** START **
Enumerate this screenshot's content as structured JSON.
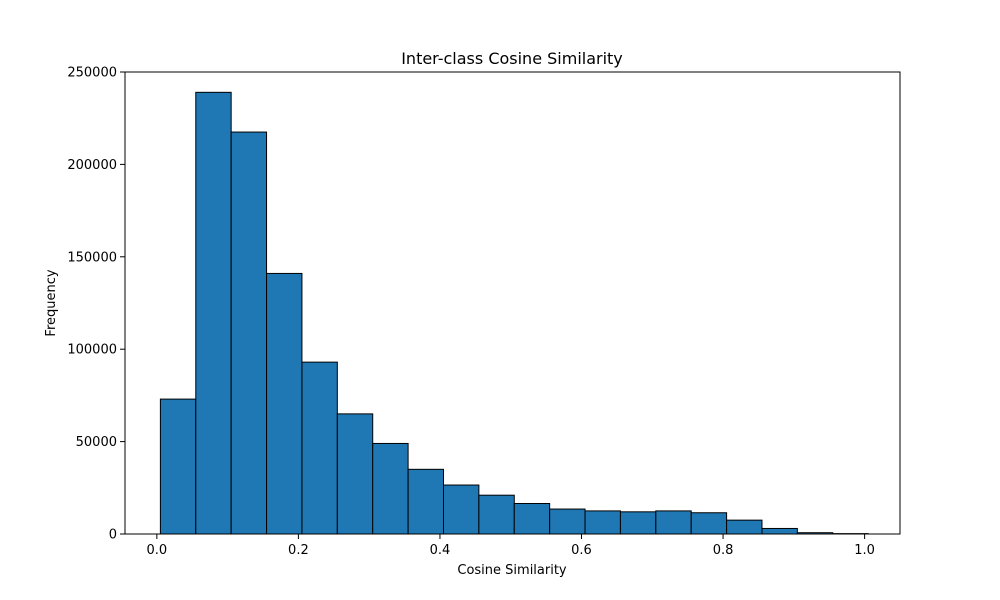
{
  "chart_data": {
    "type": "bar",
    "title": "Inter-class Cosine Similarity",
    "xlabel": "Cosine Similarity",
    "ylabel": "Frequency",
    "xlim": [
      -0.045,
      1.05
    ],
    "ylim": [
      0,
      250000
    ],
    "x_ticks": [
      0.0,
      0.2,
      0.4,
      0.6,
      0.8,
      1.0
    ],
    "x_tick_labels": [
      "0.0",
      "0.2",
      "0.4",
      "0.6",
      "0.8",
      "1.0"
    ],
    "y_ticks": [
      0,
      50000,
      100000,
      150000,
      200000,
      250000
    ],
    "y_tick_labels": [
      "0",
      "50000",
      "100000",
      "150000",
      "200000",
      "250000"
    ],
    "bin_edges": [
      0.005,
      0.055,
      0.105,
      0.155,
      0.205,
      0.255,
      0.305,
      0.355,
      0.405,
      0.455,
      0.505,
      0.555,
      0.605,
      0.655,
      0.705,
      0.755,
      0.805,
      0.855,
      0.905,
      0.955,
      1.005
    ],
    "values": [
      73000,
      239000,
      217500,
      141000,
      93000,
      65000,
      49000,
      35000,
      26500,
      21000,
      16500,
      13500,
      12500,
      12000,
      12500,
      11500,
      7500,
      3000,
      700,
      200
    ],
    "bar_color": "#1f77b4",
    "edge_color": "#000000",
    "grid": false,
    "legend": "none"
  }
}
** END **
> _Stated problem_
Write out every entry again word for word, without any of the pictures.

> _Output of the task_
Enumerate this screenshot's content as structured JSON.
{
  "chart_data": {
    "type": "bar",
    "title": "Inter-class Cosine Similarity",
    "xlabel": "Cosine Similarity",
    "ylabel": "Frequency",
    "xlim": [
      -0.045,
      1.05
    ],
    "ylim": [
      0,
      250000
    ],
    "x_ticks": [
      0.0,
      0.2,
      0.4,
      0.6,
      0.8,
      1.0
    ],
    "x_tick_labels": [
      "0.0",
      "0.2",
      "0.4",
      "0.6",
      "0.8",
      "1.0"
    ],
    "y_ticks": [
      0,
      50000,
      100000,
      150000,
      200000,
      250000
    ],
    "y_tick_labels": [
      "0",
      "50000",
      "100000",
      "150000",
      "200000",
      "250000"
    ],
    "bin_edges": [
      0.005,
      0.055,
      0.105,
      0.155,
      0.205,
      0.255,
      0.305,
      0.355,
      0.405,
      0.455,
      0.505,
      0.555,
      0.605,
      0.655,
      0.705,
      0.755,
      0.805,
      0.855,
      0.905,
      0.955,
      1.005
    ],
    "values": [
      73000,
      239000,
      217500,
      141000,
      93000,
      65000,
      49000,
      35000,
      26500,
      21000,
      16500,
      13500,
      12500,
      12000,
      12500,
      11500,
      7500,
      3000,
      700,
      200
    ],
    "bar_color": "#1f77b4",
    "edge_color": "#000000",
    "grid": false,
    "legend": "none"
  }
}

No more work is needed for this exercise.